# start of Data records
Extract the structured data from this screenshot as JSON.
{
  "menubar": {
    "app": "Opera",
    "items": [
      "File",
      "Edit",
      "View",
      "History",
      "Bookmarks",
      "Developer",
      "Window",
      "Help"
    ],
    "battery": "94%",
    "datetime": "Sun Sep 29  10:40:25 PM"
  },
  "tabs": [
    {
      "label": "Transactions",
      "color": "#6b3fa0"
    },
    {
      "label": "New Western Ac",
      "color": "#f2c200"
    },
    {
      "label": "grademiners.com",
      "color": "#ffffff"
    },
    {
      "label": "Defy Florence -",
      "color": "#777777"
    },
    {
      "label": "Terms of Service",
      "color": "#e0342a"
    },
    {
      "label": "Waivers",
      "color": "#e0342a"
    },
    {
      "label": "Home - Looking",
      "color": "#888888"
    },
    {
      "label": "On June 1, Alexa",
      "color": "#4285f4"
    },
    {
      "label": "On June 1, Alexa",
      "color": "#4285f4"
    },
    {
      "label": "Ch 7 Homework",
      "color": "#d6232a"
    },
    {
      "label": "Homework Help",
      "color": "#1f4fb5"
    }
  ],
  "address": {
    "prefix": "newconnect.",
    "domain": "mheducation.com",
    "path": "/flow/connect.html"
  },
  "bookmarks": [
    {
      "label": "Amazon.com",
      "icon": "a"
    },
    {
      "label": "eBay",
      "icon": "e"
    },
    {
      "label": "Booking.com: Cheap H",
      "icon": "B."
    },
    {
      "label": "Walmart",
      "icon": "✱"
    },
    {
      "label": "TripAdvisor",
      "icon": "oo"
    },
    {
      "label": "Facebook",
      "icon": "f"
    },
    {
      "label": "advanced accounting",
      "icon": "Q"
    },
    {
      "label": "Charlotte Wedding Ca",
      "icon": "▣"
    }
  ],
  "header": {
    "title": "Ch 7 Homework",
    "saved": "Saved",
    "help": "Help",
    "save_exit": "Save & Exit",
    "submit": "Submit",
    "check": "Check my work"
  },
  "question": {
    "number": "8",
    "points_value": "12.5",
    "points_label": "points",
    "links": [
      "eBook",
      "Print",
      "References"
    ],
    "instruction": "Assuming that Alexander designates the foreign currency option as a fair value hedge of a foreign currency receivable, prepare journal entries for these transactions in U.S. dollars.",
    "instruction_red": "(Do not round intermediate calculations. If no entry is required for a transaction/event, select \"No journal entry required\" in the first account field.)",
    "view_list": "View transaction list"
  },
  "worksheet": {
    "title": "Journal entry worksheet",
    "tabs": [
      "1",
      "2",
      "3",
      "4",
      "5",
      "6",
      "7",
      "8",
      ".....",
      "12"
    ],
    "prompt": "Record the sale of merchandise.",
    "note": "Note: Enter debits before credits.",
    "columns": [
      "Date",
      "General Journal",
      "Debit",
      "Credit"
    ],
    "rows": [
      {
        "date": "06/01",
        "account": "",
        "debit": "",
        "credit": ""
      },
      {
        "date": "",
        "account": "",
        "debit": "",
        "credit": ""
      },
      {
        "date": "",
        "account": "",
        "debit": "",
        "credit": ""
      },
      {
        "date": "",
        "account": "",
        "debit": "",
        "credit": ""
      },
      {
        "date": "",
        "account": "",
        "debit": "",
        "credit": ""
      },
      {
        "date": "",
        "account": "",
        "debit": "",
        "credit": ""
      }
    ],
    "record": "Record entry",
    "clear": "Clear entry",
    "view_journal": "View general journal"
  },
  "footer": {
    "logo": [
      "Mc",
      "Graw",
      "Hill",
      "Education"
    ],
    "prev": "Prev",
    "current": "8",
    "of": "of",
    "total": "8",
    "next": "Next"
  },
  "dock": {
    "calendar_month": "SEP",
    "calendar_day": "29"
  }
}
# end of Data records
Your goal: All lines of the data above that include the word "title" must be shown.

Finished task:
    "title": "Ch 7 Homework",
    "title": "Journal entry worksheet",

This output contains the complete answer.